THE PROBLEM:
Locate and copy all lines bearing the word "rødmede".

RECORDS SHOWN:
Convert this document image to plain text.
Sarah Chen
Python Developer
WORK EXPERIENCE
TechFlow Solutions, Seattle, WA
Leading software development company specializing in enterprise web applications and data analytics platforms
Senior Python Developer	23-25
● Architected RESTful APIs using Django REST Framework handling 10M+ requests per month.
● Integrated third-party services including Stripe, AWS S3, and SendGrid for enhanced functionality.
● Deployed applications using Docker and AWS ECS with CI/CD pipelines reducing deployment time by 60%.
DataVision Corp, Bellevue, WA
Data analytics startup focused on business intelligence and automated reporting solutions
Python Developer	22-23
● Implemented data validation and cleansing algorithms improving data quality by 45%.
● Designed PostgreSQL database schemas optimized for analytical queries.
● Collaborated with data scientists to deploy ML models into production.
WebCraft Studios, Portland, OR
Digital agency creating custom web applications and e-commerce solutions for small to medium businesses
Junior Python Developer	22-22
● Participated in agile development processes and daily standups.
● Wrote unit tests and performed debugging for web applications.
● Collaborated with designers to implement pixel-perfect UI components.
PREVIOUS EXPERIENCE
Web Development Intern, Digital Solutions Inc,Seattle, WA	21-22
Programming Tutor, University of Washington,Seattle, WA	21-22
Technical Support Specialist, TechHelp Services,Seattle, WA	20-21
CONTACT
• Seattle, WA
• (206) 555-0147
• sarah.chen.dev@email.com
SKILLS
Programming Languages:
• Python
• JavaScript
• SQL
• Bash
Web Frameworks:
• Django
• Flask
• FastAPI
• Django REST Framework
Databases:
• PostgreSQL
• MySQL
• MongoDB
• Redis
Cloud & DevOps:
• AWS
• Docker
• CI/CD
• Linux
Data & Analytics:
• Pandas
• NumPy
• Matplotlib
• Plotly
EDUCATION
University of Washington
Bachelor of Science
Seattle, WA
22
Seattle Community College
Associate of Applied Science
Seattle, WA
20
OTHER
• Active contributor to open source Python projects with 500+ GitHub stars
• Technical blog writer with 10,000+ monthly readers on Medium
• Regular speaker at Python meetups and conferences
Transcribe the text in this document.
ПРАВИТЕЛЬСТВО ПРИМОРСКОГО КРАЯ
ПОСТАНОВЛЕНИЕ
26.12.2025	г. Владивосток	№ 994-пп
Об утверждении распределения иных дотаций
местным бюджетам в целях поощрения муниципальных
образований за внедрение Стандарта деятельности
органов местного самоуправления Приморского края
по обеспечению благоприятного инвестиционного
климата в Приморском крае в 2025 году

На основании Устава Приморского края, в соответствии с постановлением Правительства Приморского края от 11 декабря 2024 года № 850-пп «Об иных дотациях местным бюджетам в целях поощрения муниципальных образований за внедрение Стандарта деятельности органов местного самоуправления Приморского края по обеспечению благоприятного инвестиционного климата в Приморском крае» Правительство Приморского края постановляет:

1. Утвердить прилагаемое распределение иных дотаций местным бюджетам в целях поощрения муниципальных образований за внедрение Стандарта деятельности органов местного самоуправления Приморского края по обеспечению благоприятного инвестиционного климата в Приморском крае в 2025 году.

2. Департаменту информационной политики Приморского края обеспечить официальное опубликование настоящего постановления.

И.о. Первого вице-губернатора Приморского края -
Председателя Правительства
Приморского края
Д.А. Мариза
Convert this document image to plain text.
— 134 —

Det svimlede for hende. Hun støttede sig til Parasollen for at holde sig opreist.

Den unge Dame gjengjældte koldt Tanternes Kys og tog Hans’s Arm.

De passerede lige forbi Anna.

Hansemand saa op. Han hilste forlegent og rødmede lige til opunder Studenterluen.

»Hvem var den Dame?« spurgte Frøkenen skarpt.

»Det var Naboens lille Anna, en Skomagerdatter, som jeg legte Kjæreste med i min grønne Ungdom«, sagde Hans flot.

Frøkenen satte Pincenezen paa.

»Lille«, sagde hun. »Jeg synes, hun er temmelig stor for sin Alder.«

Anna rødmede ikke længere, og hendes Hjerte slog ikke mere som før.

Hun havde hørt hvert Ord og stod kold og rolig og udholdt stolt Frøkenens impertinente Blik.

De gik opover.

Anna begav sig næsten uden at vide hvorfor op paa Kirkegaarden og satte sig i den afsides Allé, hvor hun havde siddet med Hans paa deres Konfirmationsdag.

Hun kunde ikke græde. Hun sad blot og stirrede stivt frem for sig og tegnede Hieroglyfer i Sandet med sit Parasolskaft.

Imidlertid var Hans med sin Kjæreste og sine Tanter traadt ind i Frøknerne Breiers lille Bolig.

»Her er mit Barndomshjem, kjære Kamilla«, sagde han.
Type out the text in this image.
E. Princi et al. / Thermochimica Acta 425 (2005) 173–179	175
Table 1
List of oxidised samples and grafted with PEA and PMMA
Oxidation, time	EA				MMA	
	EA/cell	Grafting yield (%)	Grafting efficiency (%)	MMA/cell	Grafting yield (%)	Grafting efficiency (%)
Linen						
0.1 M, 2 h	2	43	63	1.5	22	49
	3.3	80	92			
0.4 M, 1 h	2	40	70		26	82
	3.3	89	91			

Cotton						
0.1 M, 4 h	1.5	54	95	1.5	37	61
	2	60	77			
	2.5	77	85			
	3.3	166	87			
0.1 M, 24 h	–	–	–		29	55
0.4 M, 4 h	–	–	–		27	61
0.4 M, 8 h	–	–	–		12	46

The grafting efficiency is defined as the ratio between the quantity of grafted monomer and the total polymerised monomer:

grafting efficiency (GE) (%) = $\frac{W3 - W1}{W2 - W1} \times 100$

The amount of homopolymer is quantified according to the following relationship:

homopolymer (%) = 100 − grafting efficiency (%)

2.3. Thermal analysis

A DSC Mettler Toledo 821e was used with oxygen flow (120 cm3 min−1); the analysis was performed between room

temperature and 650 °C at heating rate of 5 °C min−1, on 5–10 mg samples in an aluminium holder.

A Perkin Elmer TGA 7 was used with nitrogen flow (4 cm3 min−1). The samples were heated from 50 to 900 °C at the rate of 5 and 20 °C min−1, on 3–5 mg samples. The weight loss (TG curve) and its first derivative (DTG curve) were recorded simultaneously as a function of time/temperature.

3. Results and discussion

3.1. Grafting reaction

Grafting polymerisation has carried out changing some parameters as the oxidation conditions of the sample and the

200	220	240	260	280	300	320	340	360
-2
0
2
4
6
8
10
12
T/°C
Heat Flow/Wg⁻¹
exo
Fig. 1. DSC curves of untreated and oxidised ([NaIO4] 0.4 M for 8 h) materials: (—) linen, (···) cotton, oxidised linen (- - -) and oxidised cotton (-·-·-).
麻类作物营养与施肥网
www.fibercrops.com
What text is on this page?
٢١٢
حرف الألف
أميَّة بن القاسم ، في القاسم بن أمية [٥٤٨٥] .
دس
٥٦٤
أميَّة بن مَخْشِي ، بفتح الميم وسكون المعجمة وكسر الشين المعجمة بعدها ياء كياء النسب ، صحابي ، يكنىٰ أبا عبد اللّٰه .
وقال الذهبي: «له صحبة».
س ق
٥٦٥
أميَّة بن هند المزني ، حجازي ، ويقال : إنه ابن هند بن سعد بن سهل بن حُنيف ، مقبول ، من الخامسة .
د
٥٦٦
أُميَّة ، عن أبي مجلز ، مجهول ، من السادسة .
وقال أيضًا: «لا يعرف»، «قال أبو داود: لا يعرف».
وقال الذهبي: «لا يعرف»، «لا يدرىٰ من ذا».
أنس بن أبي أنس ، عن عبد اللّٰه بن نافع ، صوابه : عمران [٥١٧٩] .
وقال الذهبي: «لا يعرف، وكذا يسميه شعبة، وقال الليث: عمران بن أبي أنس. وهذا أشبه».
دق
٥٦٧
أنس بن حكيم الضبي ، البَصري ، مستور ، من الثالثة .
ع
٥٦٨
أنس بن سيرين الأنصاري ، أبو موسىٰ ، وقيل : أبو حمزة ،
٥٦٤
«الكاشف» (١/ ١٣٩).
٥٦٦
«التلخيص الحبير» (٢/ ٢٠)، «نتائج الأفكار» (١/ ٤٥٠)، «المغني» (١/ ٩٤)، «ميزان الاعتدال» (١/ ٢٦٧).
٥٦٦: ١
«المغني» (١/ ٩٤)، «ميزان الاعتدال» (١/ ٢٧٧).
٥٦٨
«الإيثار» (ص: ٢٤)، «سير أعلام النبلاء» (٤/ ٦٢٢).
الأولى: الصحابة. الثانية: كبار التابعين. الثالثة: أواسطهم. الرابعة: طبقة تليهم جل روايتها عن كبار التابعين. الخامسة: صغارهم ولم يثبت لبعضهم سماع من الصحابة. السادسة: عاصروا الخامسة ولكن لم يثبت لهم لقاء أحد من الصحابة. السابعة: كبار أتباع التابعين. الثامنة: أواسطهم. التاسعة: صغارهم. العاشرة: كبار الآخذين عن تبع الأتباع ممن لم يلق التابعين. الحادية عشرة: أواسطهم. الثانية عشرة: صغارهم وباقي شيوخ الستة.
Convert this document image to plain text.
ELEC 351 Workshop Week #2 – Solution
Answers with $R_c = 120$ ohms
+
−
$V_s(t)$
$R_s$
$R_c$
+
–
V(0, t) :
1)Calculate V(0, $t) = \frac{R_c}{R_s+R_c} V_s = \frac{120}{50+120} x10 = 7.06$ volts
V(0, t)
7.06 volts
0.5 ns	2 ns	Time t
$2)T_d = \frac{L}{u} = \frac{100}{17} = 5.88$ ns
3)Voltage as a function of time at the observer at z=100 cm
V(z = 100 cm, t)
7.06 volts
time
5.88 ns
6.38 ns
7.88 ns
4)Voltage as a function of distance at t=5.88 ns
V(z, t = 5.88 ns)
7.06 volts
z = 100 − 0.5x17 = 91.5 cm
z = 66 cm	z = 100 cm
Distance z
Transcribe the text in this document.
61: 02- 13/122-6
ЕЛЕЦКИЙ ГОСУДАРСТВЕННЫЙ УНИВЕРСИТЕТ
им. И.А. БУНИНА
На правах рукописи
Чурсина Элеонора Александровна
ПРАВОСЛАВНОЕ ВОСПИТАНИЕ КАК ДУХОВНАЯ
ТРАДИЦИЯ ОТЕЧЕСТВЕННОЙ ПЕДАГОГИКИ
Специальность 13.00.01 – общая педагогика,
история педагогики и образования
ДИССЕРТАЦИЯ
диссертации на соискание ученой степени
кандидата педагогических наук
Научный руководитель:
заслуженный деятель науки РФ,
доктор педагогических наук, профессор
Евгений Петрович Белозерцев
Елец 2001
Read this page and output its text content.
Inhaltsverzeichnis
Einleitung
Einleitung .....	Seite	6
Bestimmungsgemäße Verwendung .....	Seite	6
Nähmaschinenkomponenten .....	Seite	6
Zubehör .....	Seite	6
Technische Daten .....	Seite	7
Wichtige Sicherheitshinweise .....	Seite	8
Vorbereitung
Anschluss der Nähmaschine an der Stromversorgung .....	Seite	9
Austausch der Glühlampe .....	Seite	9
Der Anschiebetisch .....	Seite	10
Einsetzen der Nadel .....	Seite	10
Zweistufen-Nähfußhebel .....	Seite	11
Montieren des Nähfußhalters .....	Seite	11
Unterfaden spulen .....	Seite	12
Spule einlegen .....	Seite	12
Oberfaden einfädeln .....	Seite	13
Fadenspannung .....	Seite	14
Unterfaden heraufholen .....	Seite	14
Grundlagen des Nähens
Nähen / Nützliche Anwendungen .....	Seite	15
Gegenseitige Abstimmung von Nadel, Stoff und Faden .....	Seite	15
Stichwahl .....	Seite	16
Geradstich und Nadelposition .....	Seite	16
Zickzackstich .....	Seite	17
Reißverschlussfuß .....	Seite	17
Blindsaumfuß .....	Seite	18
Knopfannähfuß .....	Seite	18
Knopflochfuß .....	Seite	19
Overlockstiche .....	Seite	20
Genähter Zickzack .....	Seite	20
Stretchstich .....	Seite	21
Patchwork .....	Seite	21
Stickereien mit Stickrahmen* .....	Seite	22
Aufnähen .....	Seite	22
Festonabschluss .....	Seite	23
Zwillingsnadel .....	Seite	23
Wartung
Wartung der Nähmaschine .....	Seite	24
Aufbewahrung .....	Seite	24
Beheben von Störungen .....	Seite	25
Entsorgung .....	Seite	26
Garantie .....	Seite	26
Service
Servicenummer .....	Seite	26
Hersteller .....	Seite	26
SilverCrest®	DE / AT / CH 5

TASK ANSWER:
Hansemand saa op. Han hilste forlegent og rødmede lige til opunder Studenterluen.
Anna rødmede ikke længere, og hendes Hjerte slog ikke mere som før.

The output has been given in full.